WORKING DATA:
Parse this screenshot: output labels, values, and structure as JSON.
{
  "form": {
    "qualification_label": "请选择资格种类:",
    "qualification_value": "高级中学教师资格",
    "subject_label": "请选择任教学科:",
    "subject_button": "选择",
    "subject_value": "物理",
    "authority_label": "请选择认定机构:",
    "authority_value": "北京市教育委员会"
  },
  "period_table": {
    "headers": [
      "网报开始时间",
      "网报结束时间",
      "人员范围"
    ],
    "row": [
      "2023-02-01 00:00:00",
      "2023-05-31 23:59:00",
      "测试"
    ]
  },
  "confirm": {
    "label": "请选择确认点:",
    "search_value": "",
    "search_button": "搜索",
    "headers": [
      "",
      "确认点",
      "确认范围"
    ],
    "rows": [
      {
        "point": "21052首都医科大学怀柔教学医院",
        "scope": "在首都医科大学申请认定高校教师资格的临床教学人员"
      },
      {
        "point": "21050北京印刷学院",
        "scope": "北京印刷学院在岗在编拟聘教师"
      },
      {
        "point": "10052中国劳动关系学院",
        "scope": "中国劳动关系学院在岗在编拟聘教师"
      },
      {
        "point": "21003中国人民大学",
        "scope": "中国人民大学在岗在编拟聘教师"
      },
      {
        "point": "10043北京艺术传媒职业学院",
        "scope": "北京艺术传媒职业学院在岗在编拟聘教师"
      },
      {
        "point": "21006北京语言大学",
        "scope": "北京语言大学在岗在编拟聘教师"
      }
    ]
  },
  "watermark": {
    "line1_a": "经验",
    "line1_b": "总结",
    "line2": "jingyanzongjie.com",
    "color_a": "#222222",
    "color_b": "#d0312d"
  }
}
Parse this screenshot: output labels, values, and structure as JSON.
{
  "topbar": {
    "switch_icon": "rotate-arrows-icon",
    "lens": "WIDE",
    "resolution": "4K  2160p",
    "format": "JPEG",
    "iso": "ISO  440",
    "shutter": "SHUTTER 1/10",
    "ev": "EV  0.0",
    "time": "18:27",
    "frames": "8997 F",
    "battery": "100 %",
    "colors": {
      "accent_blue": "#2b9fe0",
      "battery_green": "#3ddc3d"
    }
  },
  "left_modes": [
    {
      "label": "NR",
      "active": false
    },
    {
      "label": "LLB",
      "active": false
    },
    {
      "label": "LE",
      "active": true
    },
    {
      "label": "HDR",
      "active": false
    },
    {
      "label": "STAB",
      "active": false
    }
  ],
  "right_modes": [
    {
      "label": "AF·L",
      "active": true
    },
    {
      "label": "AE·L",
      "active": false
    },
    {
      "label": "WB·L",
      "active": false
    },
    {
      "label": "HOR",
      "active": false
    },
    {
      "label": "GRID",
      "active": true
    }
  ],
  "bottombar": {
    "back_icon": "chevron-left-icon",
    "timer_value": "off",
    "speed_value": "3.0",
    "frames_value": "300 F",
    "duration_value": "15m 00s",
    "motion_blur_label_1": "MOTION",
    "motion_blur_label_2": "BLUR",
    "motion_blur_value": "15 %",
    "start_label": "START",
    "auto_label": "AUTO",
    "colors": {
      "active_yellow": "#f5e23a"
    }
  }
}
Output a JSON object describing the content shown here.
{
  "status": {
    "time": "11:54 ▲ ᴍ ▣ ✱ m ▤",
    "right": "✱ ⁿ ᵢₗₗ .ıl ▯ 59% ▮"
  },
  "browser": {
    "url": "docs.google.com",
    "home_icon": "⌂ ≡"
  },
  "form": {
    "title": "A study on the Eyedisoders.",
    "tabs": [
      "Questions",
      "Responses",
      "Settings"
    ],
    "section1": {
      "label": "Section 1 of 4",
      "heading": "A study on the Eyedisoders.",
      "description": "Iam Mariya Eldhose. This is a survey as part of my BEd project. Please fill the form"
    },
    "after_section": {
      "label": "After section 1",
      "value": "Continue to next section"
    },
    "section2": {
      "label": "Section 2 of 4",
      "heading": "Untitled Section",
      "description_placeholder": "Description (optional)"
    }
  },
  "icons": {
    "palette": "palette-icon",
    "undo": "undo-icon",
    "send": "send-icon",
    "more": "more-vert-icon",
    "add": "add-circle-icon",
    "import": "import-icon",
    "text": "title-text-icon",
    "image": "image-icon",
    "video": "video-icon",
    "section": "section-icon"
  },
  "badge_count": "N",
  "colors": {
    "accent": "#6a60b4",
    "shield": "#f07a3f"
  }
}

WHAT YOU ARE ASKED TO DO: Quote the material exactly, leaving nothing out.

ANSWER BELOW:
Parse this screenshot: output labels, values, and structure as JSON.
{
  "form": {
    "qualification_label": "请选择资格种类:",
    "qualification_value": "高级中学教师资格",
    "subject_label": "请选择任教学科:",
    "subject_button": "选择",
    "subject_value": "物理",
    "authority_label": "请选择认定机构:",
    "authority_value": "北京市教育委员会"
  },
  "period_table": {
    "headers": [
      "网报开始时间",
      "网报结束时间",
      "人员范围"
    ],
    "row": [
      "2023-02-01 00:00:00",
      "2023-05-31 23:59:00",
      "测试"
    ]
  },
  "confirm": {
    "label": "请选择确认点:",
    "search_value": "",
    "search_button": "搜索",
    "headers": [
      "",
      "确认点",
      "确认范围"
    ],
    "rows": [
      {
        "point": "21052首都医科大学怀柔教学医院",
        "scope": "在首都医科大学申请认定高校教师资格的临床教学人员"
      },
      {
        "point": "21050北京印刷学院",
        "scope": "北京印刷学院在岗在编拟聘教师"
      },
      {
        "point": "10052中国劳动关系学院",
        "scope": "中国劳动关系学院在岗在编拟聘教师"
      },
      {
        "point": "21003中国人民大学",
        "scope": "中国人民大学在岗在编拟聘教师"
      },
      {
        "point": "10043北京艺术传媒职业学院",
        "scope": "北京艺术传媒职业学院在岗在编拟聘教师"
      },
      {
        "point": "21006北京语言大学",
        "scope": "北京语言大学在岗在编拟聘教师"
      }
    ]
  },
  "watermark": {
    "line1_a": "经验",
    "line1_b": "总结",
    "line2": "jingyanzongjie.com",
    "color_a": "#222222",
    "color_b": "#d0312d"
  }
}
Parse this screenshot: output labels, values, and structure as JSON.
{
  "topbar": {
    "switch_icon": "rotate-arrows-icon",
    "lens": "WIDE",
    "resolution": "4K  2160p",
    "format": "JPEG",
    "iso": "ISO  440",
    "shutter": "SHUTTER 1/10",
    "ev": "EV  0.0",
    "time": "18:27",
    "frames": "8997 F",
    "battery": "100 %",
    "colors": {
      "accent_blue": "#2b9fe0",
      "battery_green": "#3ddc3d"
    }
  },
  "left_modes": [
    {
      "label": "NR",
      "active": false
    },
    {
      "label": "LLB",
      "active": false
    },
    {
      "label": "LE",
      "active": true
    },
    {
      "label": "HDR",
      "active": false
    },
    {
      "label": "STAB",
      "active": false
    }
  ],
  "right_modes": [
    {
      "label": "AF·L",
      "active": true
    },
    {
      "label": "AE·L",
      "active": false
    },
    {
      "label": "WB·L",
      "active": false
    },
    {
      "label": "HOR",
      "active": false
    },
    {
      "label": "GRID",
      "active": true
    }
  ],
  "bottombar": {
    "back_icon": "chevron-left-icon",
    "timer_value": "off",
    "speed_value": "3.0",
    "frames_value": "300 F",
    "duration_value": "15m 00s",
    "motion_blur_label_1": "MOTION",
    "motion_blur_label_2": "BLUR",
    "motion_blur_value": "15 %",
    "start_label": "START",
    "auto_label": "AUTO",
    "colors": {
      "active_yellow": "#f5e23a"
    }
  }
}
Output a JSON object describing the content shown here.
{
  "status": {
    "time": "11:54 ▲ ᴍ ▣ ✱ m ▤",
    "right": "✱ ⁿ ᵢₗₗ .ıl ▯ 59% ▮"
  },
  "browser": {
    "url": "docs.google.com",
    "home_icon": "⌂ ≡"
  },
  "form": {
    "title": "A study on the Eyedisoders.",
    "tabs": [
      "Questions",
      "Responses",
      "Settings"
    ],
    "section1": {
      "label": "Section 1 of 4",
      "heading": "A study on the Eyedisoders.",
      "description": "Iam Mariya Eldhose. This is a survey as part of my BEd project. Please fill the form"
    },
    "after_section": {
      "label": "After section 1",
      "value": "Continue to next section"
    },
    "section2": {
      "label": "Section 2 of 4",
      "heading": "Untitled Section",
      "description_placeholder": "Description (optional)"
    }
  },
  "icons": {
    "palette": "palette-icon",
    "undo": "undo-icon",
    "send": "send-icon",
    "more": "more-vert-icon",
    "add": "add-circle-icon",
    "import": "import-icon",
    "text": "title-text-icon",
    "image": "image-icon",
    "video": "video-icon",
    "section": "section-icon"
  },
  "badge_count": "N",
  "colors": {
    "accent": "#6a60b4",
    "shield": "#f07a3f"
  }
}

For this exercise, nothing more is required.